**To be done:** Give every entry again, word for word and in full.

══ Provided records

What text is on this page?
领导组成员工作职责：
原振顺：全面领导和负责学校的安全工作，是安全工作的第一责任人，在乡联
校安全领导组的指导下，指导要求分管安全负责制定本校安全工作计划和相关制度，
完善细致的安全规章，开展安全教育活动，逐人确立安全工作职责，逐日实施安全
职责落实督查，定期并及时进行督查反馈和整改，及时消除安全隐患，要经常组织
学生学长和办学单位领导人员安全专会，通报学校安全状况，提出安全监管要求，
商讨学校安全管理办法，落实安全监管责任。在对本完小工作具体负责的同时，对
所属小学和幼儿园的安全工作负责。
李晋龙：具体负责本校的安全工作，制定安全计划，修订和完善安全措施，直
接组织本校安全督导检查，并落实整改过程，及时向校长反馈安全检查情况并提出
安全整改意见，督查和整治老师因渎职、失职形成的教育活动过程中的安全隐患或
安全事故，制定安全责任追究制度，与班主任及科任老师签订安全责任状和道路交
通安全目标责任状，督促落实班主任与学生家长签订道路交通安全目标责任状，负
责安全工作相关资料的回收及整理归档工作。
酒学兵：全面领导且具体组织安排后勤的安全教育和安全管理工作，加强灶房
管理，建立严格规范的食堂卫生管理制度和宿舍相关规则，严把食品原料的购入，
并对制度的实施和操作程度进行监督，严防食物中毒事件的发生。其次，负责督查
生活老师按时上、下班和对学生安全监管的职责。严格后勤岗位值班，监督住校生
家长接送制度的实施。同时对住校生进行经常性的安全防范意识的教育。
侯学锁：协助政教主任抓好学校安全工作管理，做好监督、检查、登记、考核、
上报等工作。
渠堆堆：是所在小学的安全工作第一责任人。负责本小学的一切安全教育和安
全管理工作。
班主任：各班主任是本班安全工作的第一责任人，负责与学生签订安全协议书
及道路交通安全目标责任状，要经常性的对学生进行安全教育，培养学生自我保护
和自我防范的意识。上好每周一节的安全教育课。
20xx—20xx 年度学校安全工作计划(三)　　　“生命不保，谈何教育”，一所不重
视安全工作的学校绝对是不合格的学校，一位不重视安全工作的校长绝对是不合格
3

════

**Reply to the exercise:**
What text is on this page?
领导组成员工作职责：
原振顺：全面领导和负责学校的安全工作，是安全工作的第一责任人，在乡联
校安全领导组的指导下，指导要求分管安全负责制定本校安全工作计划和相关制度，
完善细致的安全规章，开展安全教育活动，逐人确立安全工作职责，逐日实施安全
职责落实督查，定期并及时进行督查反馈和整改，及时消除安全隐患，要经常组织
学生学长和办学单位领导人员安全专会，通报学校安全状况，提出安全监管要求，
商讨学校安全管理办法，落实安全监管责任。在对本完小工作具体负责的同时，对
所属小学和幼儿园的安全工作负责。
李晋龙：具体负责本校的安全工作，制定安全计划，修订和完善安全措施，直
接组织本校安全督导检查，并落实整改过程，及时向校长反馈安全检查情况并提出
安全整改意见，督查和整治老师因渎职、失职形成的教育活动过程中的安全隐患或
安全事故，制定安全责任追究制度，与班主任及科任老师签订安全责任状和道路交
通安全目标责任状，督促落实班主任与学生家长签订道路交通安全目标责任状，负
责安全工作相关资料的回收及整理归档工作。
酒学兵：全面领导且具体组织安排后勤的安全教育和安全管理工作，加强灶房
管理，建立严格规范的食堂卫生管理制度和宿舍相关规则，严把食品原料的购入，
并对制度的实施和操作程度进行监督，严防食物中毒事件的发生。其次，负责督查
生活老师按时上、下班和对学生安全监管的职责。严格后勤岗位值班，监督住校生
家长接送制度的实施。同时对住校生进行经常性的安全防范意识的教育。
侯学锁：协助政教主任抓好学校安全工作管理，做好监督、检查、登记、考核、
上报等工作。
渠堆堆：是所在小学的安全工作第一责任人。负责本小学的一切安全教育和安
全管理工作。
班主任：各班主任是本班安全工作的第一责任人，负责与学生签订安全协议书
及道路交通安全目标责任状，要经常性的对学生进行安全教育，培养学生自我保护
和自我防范的意识。上好每周一节的安全教育课。
20xx—20xx 年度学校安全工作计划(三)　　　“生命不保，谈何教育”，一所不重
视安全工作的学校绝对是不合格的学校，一位不重视安全工作的校长绝对是不合格
3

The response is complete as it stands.